# GOAL
Report, as a bare number, how many lines contain the string "JSON".

Entries taken from a collection
■ ■ ■ ■ ■ ■ ■

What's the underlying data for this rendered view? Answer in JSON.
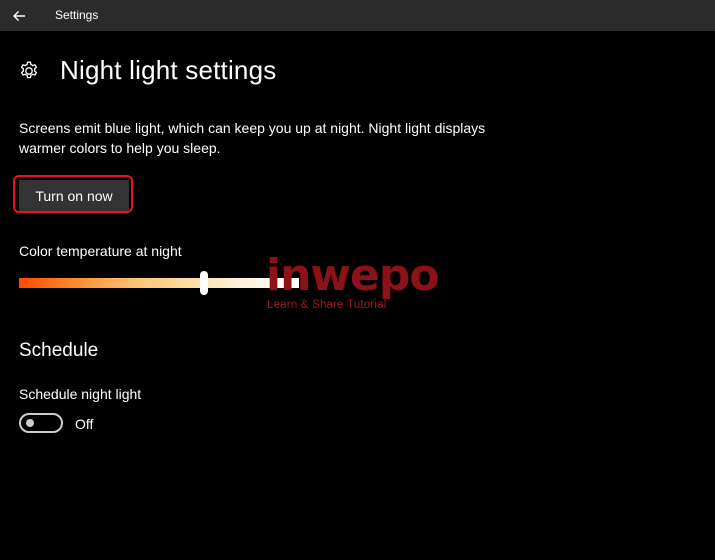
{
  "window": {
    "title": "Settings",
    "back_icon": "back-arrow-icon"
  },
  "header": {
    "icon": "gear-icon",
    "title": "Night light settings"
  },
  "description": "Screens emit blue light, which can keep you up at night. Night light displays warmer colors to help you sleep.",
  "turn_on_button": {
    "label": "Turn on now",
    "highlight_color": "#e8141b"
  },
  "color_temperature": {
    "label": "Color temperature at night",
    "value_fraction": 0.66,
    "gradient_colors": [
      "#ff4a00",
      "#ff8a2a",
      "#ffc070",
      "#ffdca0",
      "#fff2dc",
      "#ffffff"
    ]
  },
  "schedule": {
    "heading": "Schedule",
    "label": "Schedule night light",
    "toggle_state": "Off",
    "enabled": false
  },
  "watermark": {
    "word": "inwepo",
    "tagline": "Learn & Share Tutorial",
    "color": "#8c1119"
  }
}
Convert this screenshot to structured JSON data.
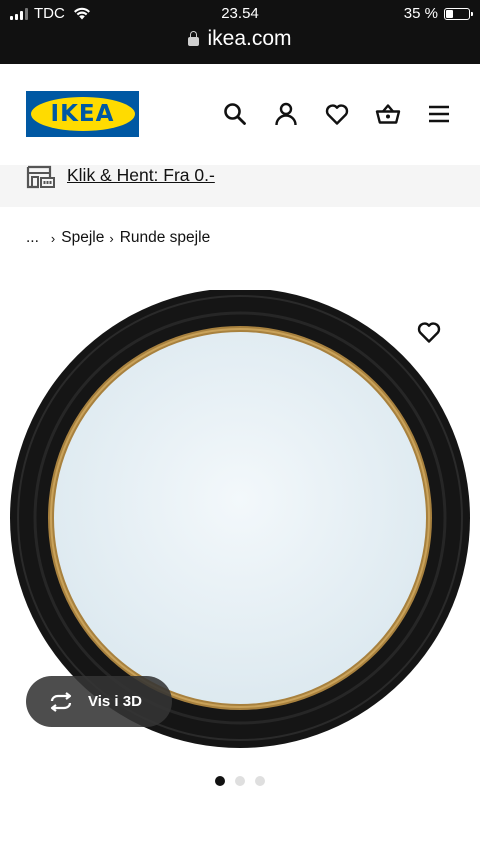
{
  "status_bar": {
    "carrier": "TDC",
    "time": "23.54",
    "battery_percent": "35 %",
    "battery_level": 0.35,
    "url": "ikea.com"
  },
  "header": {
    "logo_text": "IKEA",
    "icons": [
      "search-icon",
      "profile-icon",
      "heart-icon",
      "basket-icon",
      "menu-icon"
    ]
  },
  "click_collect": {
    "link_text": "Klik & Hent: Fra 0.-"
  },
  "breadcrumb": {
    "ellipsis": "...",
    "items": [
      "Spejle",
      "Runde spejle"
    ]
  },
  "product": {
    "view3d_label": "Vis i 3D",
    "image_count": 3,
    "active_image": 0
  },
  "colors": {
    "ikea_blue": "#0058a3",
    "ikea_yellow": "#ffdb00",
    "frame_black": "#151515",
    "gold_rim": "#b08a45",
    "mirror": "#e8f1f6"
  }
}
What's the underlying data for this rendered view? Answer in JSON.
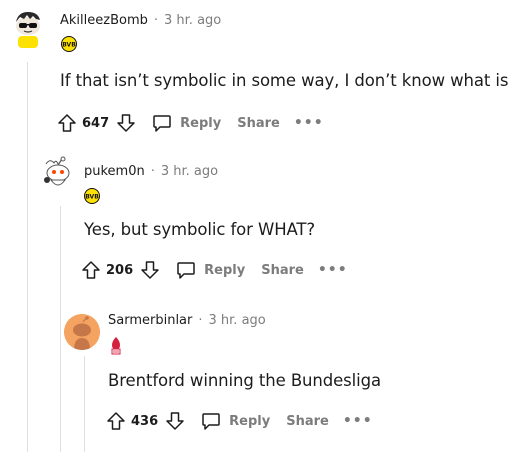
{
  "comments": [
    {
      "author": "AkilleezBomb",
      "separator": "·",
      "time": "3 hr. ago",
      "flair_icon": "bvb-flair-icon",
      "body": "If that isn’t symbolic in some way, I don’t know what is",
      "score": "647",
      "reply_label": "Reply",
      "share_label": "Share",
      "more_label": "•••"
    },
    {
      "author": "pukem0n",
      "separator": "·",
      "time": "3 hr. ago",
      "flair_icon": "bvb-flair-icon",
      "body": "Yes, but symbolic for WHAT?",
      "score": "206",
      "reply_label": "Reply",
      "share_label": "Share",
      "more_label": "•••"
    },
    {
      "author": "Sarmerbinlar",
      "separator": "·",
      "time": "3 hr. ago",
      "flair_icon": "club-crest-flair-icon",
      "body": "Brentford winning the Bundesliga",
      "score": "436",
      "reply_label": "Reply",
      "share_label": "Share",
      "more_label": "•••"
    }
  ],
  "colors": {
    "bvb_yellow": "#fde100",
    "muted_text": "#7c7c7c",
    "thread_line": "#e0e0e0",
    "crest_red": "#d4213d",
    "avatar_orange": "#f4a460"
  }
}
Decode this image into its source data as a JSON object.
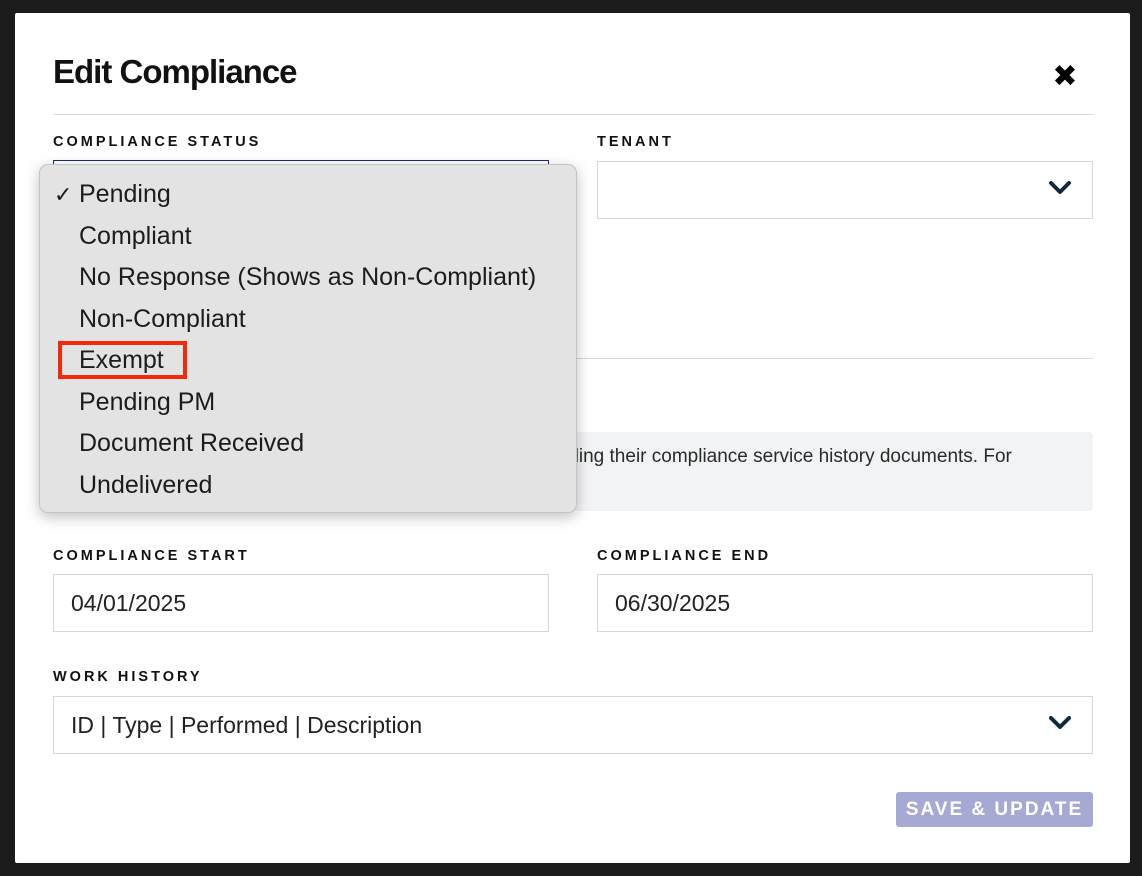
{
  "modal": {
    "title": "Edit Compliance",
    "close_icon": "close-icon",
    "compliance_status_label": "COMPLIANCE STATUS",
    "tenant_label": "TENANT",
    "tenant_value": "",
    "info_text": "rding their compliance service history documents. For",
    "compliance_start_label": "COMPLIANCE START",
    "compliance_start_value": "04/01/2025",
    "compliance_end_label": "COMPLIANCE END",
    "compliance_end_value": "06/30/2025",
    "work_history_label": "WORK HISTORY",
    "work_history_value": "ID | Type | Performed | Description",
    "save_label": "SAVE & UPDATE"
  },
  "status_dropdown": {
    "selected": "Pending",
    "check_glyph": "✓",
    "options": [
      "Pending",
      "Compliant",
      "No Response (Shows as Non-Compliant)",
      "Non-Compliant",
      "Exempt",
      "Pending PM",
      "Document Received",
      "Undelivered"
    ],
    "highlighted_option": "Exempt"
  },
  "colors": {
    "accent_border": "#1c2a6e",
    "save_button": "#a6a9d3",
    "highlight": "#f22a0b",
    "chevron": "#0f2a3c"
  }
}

■ ■ ■ ■ ■ ■ ■

# TASK RESPONSE
4